— START OF Records supplied —
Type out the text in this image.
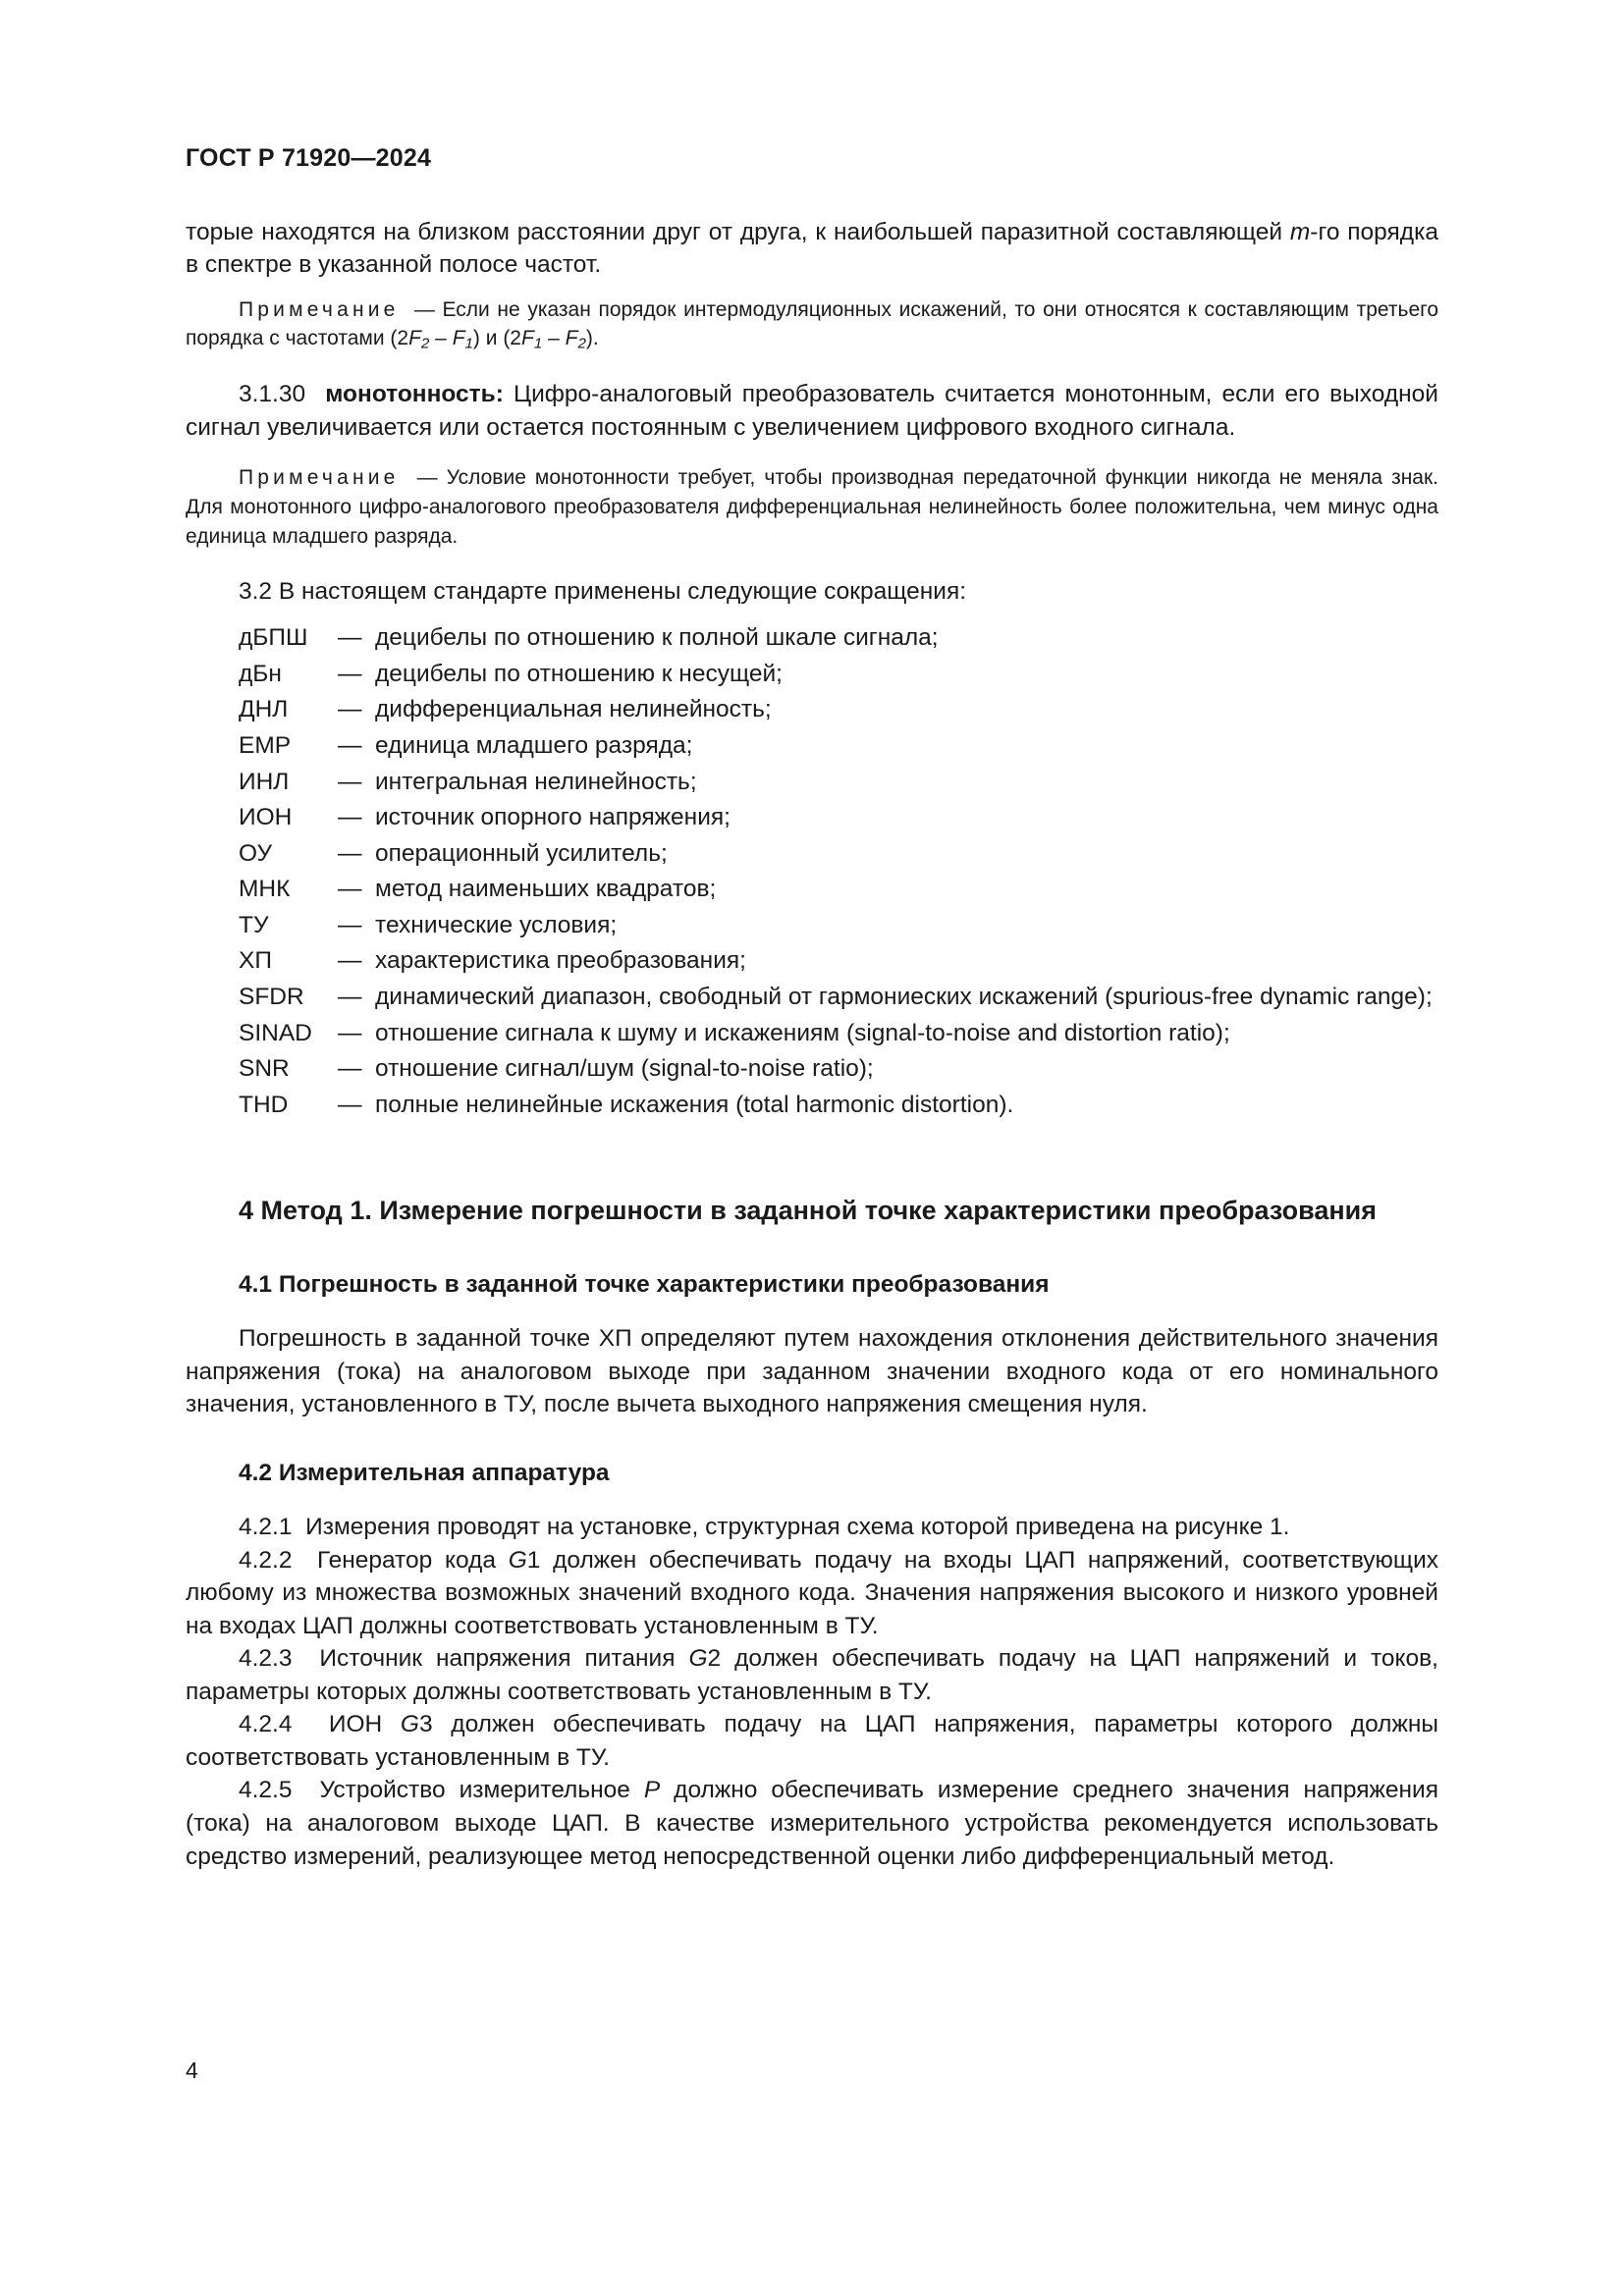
ГОСТ Р 71920—2024

торые находятся на близком расстоянии друг от друга, к наибольшей паразитной составляющей m-го порядка в спектре в указанной полосе частот.

Примечание — Если не указан порядок интермодуляционных искажений, то они относятся к составляющим третьего порядка с частотами $(2F_2 - F_1)$ и $(2F_1 - F_2)$.

3.1.30 монотонность: Цифро-аналоговый преобразователь считается монотонным, если его выходной сигнал увеличивается или остается постоянным с увеличением цифрового входного сигнала.

Примечание — Условие монотонности требует, чтобы производная передаточной функции никогда не меняла знак. Для монотонного цифро-аналогового преобразователя дифференциальная нелинейность более положительна, чем минус одна единица младшего разряда.

3.2 В настоящем стандарте применены следующие сокращения:

дБПШ	— децибелы по отношению к полной шкале сигнала;
дБн	— децибелы по отношению к несущей;
ДНЛ	— дифференциальная нелинейность;
ЕМР	— единица младшего разряда;
ИНЛ	— интегральная нелинейность;
ИОН	— источник опорного напряжения;
ОУ	— операционный усилитель;
МНК	— метод наименьших квадратов;
ТУ	— технические условия;
ХП	— характеристика преобразования;
SFDR	— динамический диапазон, свободный от гармониеских искажений (spurious-free dynamic range);
SINAD	— отношение сигнала к шуму и искажениям (signal-to-noise and distortion ratio);
SNR	— отношение сигнал/шум (signal-to-noise ratio);
THD	— полные нелинейные искажения (total harmonic distortion).
4 Метод 1. Измерение погрешности в заданной точке характеристики преобразования
4.1 Погрешность в заданной точке характеристики преобразования

Погрешность в заданной точке ХП определяют путем нахождения отклонения действительного значения напряжения (тока) на аналоговом выходе при заданном значении входного кода от его номинального значения, установленного в ТУ, после вычета выходного напряжения смещения нуля.

4.2 Измерительная аппаратура

4.2.1 Измерения проводят на установке, структурная схема которой приведена на рисунке 1.

4.2.2 Генератор кода G1 должен обеспечивать подачу на входы ЦАП напряжений, соответствующих любому из множества возможных значений входного кода. Значения напряжения высокого и низкого уровней на входах ЦАП должны соответствовать установленным в ТУ.

4.2.3 Источник напряжения питания G2 должен обеспечивать подачу на ЦАП напряжений и токов, параметры которых должны соответствовать установленным в ТУ.

4.2.4 ИОН G3 должен обеспечивать подачу на ЦАП напряжения, параметры которого должны соответствовать установленным в ТУ.

4.2.5 Устройство измерительное P должно обеспечивать измерение среднего значения напряжения (тока) на аналоговом выходе ЦАП. В качестве измерительного устройства рекомендуется использовать средство измерений, реализующее метод непосредственной оценки либо дифференциальный метод.

4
— END OF Records supplied —
**Exercise brief:** In the records above, find the lines containing "преобразования" and copy them.

**Task result:**
ХП	— характеристика преобразования;
4 Метод 1. Измерение погрешности в заданной точке характеристики преобразования
4.1 Погрешность в заданной точке характеристики преобразования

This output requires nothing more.